The listing below is to be output in its exact form.

Extracted records:
=====

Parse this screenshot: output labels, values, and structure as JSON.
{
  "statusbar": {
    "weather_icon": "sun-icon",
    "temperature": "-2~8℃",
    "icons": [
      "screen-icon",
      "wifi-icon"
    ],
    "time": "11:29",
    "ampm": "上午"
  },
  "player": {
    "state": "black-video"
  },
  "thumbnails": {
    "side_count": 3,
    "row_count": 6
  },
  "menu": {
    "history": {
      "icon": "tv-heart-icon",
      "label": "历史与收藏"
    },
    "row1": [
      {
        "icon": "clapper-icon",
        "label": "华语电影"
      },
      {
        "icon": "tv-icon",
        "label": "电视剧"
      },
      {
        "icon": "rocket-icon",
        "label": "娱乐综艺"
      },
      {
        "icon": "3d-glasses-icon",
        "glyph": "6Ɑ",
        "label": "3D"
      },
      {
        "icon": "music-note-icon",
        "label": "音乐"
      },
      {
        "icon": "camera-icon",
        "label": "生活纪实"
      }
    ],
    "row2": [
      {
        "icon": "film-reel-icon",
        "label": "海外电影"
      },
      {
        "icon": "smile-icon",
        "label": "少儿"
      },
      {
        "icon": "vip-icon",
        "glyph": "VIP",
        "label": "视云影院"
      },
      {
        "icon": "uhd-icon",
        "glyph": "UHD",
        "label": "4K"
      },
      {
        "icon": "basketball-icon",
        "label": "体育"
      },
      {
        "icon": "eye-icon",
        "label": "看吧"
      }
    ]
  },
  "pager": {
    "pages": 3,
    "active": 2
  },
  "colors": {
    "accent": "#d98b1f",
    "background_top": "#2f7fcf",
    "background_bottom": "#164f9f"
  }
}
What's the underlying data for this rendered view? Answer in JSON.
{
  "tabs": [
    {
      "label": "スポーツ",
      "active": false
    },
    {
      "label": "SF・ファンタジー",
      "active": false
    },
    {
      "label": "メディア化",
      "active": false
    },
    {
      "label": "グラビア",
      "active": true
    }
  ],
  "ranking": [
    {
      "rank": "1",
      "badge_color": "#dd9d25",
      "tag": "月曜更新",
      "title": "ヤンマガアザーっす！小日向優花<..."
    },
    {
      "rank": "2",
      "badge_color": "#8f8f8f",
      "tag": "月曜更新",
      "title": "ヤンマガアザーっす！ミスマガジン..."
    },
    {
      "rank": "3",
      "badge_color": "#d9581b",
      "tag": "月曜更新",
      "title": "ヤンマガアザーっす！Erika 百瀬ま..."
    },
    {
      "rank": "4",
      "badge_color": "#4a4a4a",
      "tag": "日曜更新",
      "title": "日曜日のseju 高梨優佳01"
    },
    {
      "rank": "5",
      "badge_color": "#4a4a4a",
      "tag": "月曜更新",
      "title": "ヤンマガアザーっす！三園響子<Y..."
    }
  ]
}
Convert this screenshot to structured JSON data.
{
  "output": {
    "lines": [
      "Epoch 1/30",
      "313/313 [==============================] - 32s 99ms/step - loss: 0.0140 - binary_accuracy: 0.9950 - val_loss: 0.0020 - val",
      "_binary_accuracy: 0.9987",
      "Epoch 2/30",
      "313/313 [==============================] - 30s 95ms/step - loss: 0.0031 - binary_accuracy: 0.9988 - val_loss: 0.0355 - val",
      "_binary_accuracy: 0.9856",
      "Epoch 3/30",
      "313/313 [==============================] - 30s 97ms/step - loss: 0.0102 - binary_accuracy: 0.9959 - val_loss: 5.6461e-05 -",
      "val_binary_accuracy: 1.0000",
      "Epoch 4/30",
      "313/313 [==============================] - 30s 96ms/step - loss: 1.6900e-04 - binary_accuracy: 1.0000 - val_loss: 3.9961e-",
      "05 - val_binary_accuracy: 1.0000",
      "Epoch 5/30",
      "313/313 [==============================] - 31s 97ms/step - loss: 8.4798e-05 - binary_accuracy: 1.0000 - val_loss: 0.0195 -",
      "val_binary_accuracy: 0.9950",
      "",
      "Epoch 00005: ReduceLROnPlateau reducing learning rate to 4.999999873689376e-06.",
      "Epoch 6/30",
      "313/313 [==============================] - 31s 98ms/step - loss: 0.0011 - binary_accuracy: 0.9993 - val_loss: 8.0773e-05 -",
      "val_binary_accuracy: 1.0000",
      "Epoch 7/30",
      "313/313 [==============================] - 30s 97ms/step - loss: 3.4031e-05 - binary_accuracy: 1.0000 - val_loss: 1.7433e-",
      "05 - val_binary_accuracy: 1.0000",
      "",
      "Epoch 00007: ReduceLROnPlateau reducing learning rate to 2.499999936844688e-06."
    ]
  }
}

=====

* **Completed exercise**
Parse this screenshot: output labels, values, and structure as JSON.
{
  "statusbar": {
    "weather_icon": "sun-icon",
    "temperature": "-2~8℃",
    "icons": [
      "screen-icon",
      "wifi-icon"
    ],
    "time": "11:29",
    "ampm": "上午"
  },
  "player": {
    "state": "black-video"
  },
  "thumbnails": {
    "side_count": 3,
    "row_count": 6
  },
  "menu": {
    "history": {
      "icon": "tv-heart-icon",
      "label": "历史与收藏"
    },
    "row1": [
      {
        "icon": "clapper-icon",
        "label": "华语电影"
      },
      {
        "icon": "tv-icon",
        "label": "电视剧"
      },
      {
        "icon": "rocket-icon",
        "label": "娱乐综艺"
      },
      {
        "icon": "3d-glasses-icon",
        "glyph": "6Ɑ",
        "label": "3D"
      },
      {
        "icon": "music-note-icon",
        "label": "音乐"
      },
      {
        "icon": "camera-icon",
        "label": "生活纪实"
      }
    ],
    "row2": [
      {
        "icon": "film-reel-icon",
        "label": "海外电影"
      },
      {
        "icon": "smile-icon",
        "label": "少儿"
      },
      {
        "icon": "vip-icon",
        "glyph": "VIP",
        "label": "视云影院"
      },
      {
        "icon": "uhd-icon",
        "glyph": "UHD",
        "label": "4K"
      },
      {
        "icon": "basketball-icon",
        "label": "体育"
      },
      {
        "icon": "eye-icon",
        "label": "看吧"
      }
    ]
  },
  "pager": {
    "pages": 3,
    "active": 2
  },
  "colors": {
    "accent": "#d98b1f",
    "background_top": "#2f7fcf",
    "background_bottom": "#164f9f"
  }
}
What's the underlying data for this rendered view? Answer in JSON.
{
  "tabs": [
    {
      "label": "スポーツ",
      "active": false
    },
    {
      "label": "SF・ファンタジー",
      "active": false
    },
    {
      "label": "メディア化",
      "active": false
    },
    {
      "label": "グラビア",
      "active": true
    }
  ],
  "ranking": [
    {
      "rank": "1",
      "badge_color": "#dd9d25",
      "tag": "月曜更新",
      "title": "ヤンマガアザーっす！小日向優花<..."
    },
    {
      "rank": "2",
      "badge_color": "#8f8f8f",
      "tag": "月曜更新",
      "title": "ヤンマガアザーっす！ミスマガジン..."
    },
    {
      "rank": "3",
      "badge_color": "#d9581b",
      "tag": "月曜更新",
      "title": "ヤンマガアザーっす！Erika 百瀬ま..."
    },
    {
      "rank": "4",
      "badge_color": "#4a4a4a",
      "tag": "日曜更新",
      "title": "日曜日のseju 高梨優佳01"
    },
    {
      "rank": "5",
      "badge_color": "#4a4a4a",
      "tag": "月曜更新",
      "title": "ヤンマガアザーっす！三園響子<Y..."
    }
  ]
}
Convert this screenshot to structured JSON data.
{
  "output": {
    "lines": [
      "Epoch 1/30",
      "313/313 [==============================] - 32s 99ms/step - loss: 0.0140 - binary_accuracy: 0.9950 - val_loss: 0.0020 - val",
      "_binary_accuracy: 0.9987",
      "Epoch 2/30",
      "313/313 [==============================] - 30s 95ms/step - loss: 0.0031 - binary_accuracy: 0.9988 - val_loss: 0.0355 - val",
      "_binary_accuracy: 0.9856",
      "Epoch 3/30",
      "313/313 [==============================] - 30s 97ms/step - loss: 0.0102 - binary_accuracy: 0.9959 - val_loss: 5.6461e-05 -",
      "val_binary_accuracy: 1.0000",
      "Epoch 4/30",
      "313/313 [==============================] - 30s 96ms/step - loss: 1.6900e-04 - binary_accuracy: 1.0000 - val_loss: 3.9961e-",
      "05 - val_binary_accuracy: 1.0000",
      "Epoch 5/30",
      "313/313 [==============================] - 31s 97ms/step - loss: 8.4798e-05 - binary_accuracy: 1.0000 - val_loss: 0.0195 -",
      "val_binary_accuracy: 0.9950",
      "",
      "Epoch 00005: ReduceLROnPlateau reducing learning rate to 4.999999873689376e-06.",
      "Epoch 6/30",
      "313/313 [==============================] - 31s 98ms/step - loss: 0.0011 - binary_accuracy: 0.9993 - val_loss: 8.0773e-05 -",
      "val_binary_accuracy: 1.0000",
      "Epoch 7/30",
      "313/313 [==============================] - 30s 97ms/step - loss: 3.4031e-05 - binary_accuracy: 1.0000 - val_loss: 1.7433e-",
      "05 - val_binary_accuracy: 1.0000",
      "",
      "Epoch 00007: ReduceLROnPlateau reducing learning rate to 2.499999936844688e-06."
    ]
  }
}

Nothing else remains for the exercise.